What the task asks: Find all the lines with "skilda" and gather them.

BEGIN Records for processing

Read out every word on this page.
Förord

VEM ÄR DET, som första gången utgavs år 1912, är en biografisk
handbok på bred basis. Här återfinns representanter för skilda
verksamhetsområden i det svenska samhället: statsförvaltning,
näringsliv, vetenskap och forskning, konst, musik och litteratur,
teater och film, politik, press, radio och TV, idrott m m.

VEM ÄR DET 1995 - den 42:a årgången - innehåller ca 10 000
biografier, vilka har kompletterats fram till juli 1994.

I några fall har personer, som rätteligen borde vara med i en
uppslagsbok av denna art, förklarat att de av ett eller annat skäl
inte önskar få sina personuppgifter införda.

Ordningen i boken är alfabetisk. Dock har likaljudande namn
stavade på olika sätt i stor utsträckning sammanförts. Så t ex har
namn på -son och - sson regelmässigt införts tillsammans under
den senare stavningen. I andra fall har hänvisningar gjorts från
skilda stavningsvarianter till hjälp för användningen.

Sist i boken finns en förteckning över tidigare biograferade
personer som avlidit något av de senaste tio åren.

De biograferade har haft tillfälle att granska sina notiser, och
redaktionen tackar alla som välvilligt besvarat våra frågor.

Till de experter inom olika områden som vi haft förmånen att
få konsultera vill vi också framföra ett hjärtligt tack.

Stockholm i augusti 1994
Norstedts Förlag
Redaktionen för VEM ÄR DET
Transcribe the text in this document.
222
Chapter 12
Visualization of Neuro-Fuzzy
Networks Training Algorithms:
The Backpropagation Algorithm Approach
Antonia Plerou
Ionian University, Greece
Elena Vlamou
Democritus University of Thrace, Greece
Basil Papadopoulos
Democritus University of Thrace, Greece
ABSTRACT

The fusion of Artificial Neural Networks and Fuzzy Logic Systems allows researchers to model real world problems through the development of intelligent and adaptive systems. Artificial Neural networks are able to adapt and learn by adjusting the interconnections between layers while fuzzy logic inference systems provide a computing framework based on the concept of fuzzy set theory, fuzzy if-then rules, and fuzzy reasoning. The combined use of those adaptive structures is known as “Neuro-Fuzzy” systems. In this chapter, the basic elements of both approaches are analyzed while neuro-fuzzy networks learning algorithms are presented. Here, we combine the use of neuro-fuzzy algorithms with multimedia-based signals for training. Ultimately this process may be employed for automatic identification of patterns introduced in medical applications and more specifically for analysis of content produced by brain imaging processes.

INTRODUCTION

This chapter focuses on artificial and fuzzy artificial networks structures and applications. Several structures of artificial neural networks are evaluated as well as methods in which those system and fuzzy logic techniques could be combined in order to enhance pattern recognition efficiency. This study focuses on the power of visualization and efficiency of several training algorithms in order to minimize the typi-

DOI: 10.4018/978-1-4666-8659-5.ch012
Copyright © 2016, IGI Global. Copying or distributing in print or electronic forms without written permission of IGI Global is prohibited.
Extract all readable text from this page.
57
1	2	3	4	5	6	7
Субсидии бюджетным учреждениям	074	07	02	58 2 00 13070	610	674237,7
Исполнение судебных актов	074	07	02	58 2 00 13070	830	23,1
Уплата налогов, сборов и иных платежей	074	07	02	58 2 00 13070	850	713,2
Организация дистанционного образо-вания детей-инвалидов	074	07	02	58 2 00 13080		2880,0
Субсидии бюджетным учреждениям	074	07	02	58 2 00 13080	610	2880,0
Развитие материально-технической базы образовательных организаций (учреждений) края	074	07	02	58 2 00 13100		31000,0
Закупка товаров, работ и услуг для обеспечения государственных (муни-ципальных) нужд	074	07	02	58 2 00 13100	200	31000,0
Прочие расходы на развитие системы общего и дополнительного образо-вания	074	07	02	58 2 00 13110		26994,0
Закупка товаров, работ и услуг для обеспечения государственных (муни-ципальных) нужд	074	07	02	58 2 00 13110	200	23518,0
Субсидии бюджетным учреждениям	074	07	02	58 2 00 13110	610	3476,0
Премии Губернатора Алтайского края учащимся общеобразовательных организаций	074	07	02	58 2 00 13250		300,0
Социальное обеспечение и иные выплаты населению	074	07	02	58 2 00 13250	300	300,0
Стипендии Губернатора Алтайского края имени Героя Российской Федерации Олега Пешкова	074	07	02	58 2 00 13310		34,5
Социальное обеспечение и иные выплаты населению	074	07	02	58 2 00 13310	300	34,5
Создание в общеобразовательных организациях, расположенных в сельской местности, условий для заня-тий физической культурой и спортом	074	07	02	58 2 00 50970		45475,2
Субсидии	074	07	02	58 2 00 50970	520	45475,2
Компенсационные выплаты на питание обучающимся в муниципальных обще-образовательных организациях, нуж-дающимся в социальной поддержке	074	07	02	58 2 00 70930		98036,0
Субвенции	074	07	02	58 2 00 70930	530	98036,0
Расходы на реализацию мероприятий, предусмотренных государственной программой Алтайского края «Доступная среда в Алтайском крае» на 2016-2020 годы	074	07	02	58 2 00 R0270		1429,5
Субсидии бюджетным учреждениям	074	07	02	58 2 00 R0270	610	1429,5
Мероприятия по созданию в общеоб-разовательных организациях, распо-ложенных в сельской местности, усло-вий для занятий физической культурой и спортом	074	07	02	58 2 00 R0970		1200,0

END Records for processing

Task answer:
handbok på bred basis. Här återfinns representanter för skilda
skilda stavningsvarianter till hjälp för användningen.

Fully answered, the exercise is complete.